Data extract:

|---|

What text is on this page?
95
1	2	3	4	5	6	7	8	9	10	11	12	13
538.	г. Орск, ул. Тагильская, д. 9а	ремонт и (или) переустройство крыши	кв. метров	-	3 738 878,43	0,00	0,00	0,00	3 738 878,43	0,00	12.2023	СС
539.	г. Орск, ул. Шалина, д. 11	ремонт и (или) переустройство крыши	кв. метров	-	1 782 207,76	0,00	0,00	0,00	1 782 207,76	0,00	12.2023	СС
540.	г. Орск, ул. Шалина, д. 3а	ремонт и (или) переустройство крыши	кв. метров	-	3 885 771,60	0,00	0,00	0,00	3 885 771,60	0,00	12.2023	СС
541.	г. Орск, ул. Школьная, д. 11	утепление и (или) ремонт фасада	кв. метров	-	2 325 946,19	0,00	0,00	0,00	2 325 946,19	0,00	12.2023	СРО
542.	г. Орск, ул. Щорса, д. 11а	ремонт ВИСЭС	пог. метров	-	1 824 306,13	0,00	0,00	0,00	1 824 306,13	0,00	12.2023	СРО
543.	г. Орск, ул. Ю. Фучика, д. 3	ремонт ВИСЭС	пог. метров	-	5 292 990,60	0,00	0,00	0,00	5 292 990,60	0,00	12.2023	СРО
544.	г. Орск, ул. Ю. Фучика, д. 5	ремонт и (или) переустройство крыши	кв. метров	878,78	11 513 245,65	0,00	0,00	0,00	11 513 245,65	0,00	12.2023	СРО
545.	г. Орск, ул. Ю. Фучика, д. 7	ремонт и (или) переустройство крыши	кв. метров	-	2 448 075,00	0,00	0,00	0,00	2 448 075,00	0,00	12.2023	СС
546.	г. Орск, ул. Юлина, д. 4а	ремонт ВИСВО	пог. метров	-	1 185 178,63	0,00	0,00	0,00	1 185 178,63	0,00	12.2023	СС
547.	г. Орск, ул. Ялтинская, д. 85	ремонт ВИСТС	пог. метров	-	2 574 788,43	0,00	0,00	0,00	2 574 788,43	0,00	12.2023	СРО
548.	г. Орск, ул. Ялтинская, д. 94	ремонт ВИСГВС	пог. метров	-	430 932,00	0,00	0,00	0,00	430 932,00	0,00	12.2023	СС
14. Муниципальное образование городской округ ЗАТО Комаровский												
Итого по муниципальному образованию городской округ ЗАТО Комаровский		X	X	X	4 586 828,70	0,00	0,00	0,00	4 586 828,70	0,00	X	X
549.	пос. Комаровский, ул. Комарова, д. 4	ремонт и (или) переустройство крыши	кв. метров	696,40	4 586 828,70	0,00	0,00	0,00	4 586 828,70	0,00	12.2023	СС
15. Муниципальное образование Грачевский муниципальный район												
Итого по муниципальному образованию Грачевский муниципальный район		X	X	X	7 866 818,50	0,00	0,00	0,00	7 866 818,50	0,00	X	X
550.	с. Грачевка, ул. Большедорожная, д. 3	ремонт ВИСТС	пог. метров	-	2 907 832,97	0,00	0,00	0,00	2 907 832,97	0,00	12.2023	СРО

|---|

Requirement:
Look through the data and gather every line with the string "округ" in it.

Result of the task:
14. Муниципальное образование городской округ ЗАТО Комаровский												
Итого по муниципальному образованию городской округ ЗАТО Комаровский		X	X	X	4 586 828,70	0,00	0,00	0,00	4 586 828,70	0,00	X	X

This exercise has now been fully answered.